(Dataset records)
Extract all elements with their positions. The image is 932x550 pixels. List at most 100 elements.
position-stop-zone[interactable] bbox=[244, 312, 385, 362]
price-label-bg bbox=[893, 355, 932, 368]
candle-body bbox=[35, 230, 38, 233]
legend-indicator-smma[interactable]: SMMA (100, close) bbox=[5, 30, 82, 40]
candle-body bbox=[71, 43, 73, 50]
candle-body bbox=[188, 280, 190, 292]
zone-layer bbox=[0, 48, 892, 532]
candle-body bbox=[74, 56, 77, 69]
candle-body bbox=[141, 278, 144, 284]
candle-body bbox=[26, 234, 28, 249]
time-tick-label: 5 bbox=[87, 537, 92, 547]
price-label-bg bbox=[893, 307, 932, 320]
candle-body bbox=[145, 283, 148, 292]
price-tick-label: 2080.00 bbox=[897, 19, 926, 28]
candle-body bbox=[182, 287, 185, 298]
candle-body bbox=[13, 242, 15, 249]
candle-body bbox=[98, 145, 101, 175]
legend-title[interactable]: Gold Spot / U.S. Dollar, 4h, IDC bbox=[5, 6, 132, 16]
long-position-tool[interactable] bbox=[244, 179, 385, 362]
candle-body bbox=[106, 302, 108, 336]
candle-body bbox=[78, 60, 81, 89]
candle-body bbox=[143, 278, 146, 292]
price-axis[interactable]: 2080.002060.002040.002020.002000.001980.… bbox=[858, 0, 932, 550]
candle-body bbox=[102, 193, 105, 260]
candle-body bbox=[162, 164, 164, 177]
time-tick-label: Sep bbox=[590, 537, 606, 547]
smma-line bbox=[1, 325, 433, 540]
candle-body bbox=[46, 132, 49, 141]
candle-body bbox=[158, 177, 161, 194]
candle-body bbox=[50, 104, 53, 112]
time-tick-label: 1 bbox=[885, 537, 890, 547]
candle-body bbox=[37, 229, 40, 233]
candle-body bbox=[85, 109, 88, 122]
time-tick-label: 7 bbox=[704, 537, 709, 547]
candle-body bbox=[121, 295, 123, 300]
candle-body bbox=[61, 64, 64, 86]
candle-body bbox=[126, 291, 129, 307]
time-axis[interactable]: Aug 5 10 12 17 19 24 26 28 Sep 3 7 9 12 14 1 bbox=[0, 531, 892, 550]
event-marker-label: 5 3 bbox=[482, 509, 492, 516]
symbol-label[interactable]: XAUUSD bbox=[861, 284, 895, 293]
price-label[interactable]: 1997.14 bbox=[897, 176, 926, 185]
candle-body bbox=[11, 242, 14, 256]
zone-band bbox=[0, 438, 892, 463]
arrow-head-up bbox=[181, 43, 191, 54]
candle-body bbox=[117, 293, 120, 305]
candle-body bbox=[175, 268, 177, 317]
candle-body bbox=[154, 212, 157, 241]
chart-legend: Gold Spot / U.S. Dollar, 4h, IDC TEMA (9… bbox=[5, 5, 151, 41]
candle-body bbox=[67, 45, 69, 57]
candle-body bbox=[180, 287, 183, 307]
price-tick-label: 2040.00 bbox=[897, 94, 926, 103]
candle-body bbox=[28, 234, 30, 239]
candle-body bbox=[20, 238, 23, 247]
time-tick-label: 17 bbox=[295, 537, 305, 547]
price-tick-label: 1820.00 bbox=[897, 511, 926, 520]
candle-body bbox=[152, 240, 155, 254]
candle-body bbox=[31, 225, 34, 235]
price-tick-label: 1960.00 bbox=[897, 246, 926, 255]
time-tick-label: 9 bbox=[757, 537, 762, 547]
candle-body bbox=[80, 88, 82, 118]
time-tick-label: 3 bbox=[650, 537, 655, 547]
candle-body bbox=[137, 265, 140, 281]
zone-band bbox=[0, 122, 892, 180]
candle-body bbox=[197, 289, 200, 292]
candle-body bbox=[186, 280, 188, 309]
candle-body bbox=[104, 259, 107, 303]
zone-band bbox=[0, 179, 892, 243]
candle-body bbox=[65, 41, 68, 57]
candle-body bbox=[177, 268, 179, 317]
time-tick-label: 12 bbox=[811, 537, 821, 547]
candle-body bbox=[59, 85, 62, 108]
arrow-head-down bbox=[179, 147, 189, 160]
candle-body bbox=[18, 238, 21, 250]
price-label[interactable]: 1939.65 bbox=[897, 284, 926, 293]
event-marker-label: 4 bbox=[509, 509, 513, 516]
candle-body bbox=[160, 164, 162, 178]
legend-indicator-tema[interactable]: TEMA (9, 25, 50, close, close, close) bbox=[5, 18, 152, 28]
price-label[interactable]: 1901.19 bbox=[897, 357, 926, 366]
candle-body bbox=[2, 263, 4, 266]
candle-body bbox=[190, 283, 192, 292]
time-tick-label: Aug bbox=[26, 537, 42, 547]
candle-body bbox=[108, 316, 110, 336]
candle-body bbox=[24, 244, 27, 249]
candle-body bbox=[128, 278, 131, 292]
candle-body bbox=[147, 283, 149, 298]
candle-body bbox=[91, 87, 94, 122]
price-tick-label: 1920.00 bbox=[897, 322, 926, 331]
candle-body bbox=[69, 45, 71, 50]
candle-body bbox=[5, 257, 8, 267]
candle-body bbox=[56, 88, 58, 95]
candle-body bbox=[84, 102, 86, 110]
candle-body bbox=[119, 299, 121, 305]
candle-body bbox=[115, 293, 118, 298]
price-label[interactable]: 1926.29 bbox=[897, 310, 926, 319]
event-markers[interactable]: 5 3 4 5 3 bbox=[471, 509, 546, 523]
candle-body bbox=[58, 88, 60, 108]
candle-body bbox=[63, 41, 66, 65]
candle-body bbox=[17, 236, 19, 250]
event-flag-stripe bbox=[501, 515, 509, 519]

YOUR OBJECTIVE ->
Rewrite the listing with every "candle-body" renamed to "candle", keeping all other text the same.

FINISHED ANSWER ->
Extract all elements with their positions. The image is 932x550 pixels. List at most 100 elements.
position-stop-zone[interactable] bbox=[244, 312, 385, 362]
price-label-bg bbox=[893, 355, 932, 368]
candle bbox=[35, 230, 38, 233]
legend-indicator-smma[interactable]: SMMA (100, close) bbox=[5, 30, 82, 40]
candle bbox=[71, 43, 73, 50]
candle bbox=[188, 280, 190, 292]
zone-layer bbox=[0, 48, 892, 532]
candle bbox=[74, 56, 77, 69]
candle bbox=[141, 278, 144, 284]
candle bbox=[26, 234, 28, 249]
time-tick-label: 5 bbox=[87, 537, 92, 547]
price-label-bg bbox=[893, 307, 932, 320]
candle bbox=[145, 283, 148, 292]
price-tick-label: 2080.00 bbox=[897, 19, 926, 28]
candle bbox=[182, 287, 185, 298]
candle bbox=[13, 242, 15, 249]
candle bbox=[98, 145, 101, 175]
legend-title[interactable]: Gold Spot / U.S. Dollar, 4h, IDC bbox=[5, 6, 132, 16]
long-position-tool[interactable] bbox=[244, 179, 385, 362]
candle bbox=[106, 302, 108, 336]
candle bbox=[78, 60, 81, 89]
candle bbox=[143, 278, 146, 292]
price-axis[interactable]: 2080.002060.002040.002020.002000.001980.… bbox=[858, 0, 932, 550]
candle bbox=[102, 193, 105, 260]
candle bbox=[162, 164, 164, 177]
time-tick-label: Sep bbox=[590, 537, 606, 547]
smma-line bbox=[1, 325, 433, 540]
candle bbox=[46, 132, 49, 141]
candle bbox=[158, 177, 161, 194]
candle bbox=[50, 104, 53, 112]
time-tick-label: 1 bbox=[885, 537, 890, 547]
candle bbox=[37, 229, 40, 233]
candle bbox=[85, 109, 88, 122]
time-tick-label: 7 bbox=[704, 537, 709, 547]
candle bbox=[121, 295, 123, 300]
candle bbox=[61, 64, 64, 86]
candle bbox=[126, 291, 129, 307]
time-axis[interactable]: Aug 5 10 12 17 19 24 26 28 Sep 3 7 9 12 14 1 bbox=[0, 531, 892, 550]
event-marker-label: 5 3 bbox=[482, 509, 492, 516]
symbol-label[interactable]: XAUUSD bbox=[861, 284, 895, 293]
price-label[interactable]: 1997.14 bbox=[897, 176, 926, 185]
candle bbox=[11, 242, 14, 256]
zone-band bbox=[0, 438, 892, 463]
arrow-head-up bbox=[181, 43, 191, 54]
candle bbox=[117, 293, 120, 305]
candle bbox=[175, 268, 177, 317]
candle bbox=[154, 212, 157, 241]
chart-legend: Gold Spot / U.S. Dollar, 4h, IDC TEMA (9… bbox=[5, 5, 151, 41]
candle bbox=[67, 45, 69, 57]
candle bbox=[180, 287, 183, 307]
price-tick-label: 2040.00 bbox=[897, 94, 926, 103]
candle bbox=[28, 234, 30, 239]
candle bbox=[20, 238, 23, 247]
time-tick-label: 17 bbox=[295, 537, 305, 547]
price-tick-label: 1820.00 bbox=[897, 511, 926, 520]
candle bbox=[152, 240, 155, 254]
candle bbox=[31, 225, 34, 235]
price-tick-label: 1960.00 bbox=[897, 246, 926, 255]
time-tick-label: 9 bbox=[757, 537, 762, 547]
candle bbox=[80, 88, 82, 118]
time-tick-label: 3 bbox=[650, 537, 655, 547]
candle bbox=[137, 265, 140, 281]
zone-band bbox=[0, 122, 892, 180]
candle bbox=[197, 289, 200, 292]
candle bbox=[186, 280, 188, 309]
candle bbox=[104, 259, 107, 303]
zone-band bbox=[0, 179, 892, 243]
candle bbox=[65, 41, 68, 57]
candle bbox=[177, 268, 179, 317]
time-tick-label: 12 bbox=[811, 537, 821, 547]
candle bbox=[59, 85, 62, 108]
arrow-head-down bbox=[179, 147, 189, 160]
candle bbox=[18, 238, 21, 250]
price-label[interactable]: 1939.65 bbox=[897, 284, 926, 293]
event-marker-label: 4 bbox=[509, 509, 513, 516]
candle bbox=[160, 164, 162, 178]
legend-indicator-tema[interactable]: TEMA (9, 25, 50, close, close, close) bbox=[5, 18, 152, 28]
price-label[interactable]: 1901.19 bbox=[897, 357, 926, 366]
candle bbox=[2, 263, 4, 266]
candle bbox=[190, 283, 192, 292]
time-tick-label: Aug bbox=[26, 537, 42, 547]
candle bbox=[108, 316, 110, 336]
candle bbox=[24, 244, 27, 249]
candle bbox=[128, 278, 131, 292]
candle bbox=[147, 283, 149, 298]
candle bbox=[91, 87, 94, 122]
price-tick-label: 1920.00 bbox=[897, 322, 926, 331]
candle bbox=[69, 45, 71, 50]
candle bbox=[5, 257, 8, 267]
candle bbox=[56, 88, 58, 95]
candle bbox=[84, 102, 86, 110]
candle bbox=[119, 299, 121, 305]
candle bbox=[115, 293, 118, 298]
price-label[interactable]: 1926.29 bbox=[897, 310, 926, 319]
event-markers[interactable]: 5 3 4 5 3 bbox=[471, 509, 546, 523]
candle bbox=[58, 88, 60, 108]
candle bbox=[63, 41, 66, 65]
candle bbox=[17, 236, 19, 250]
event-flag-stripe bbox=[501, 515, 509, 519]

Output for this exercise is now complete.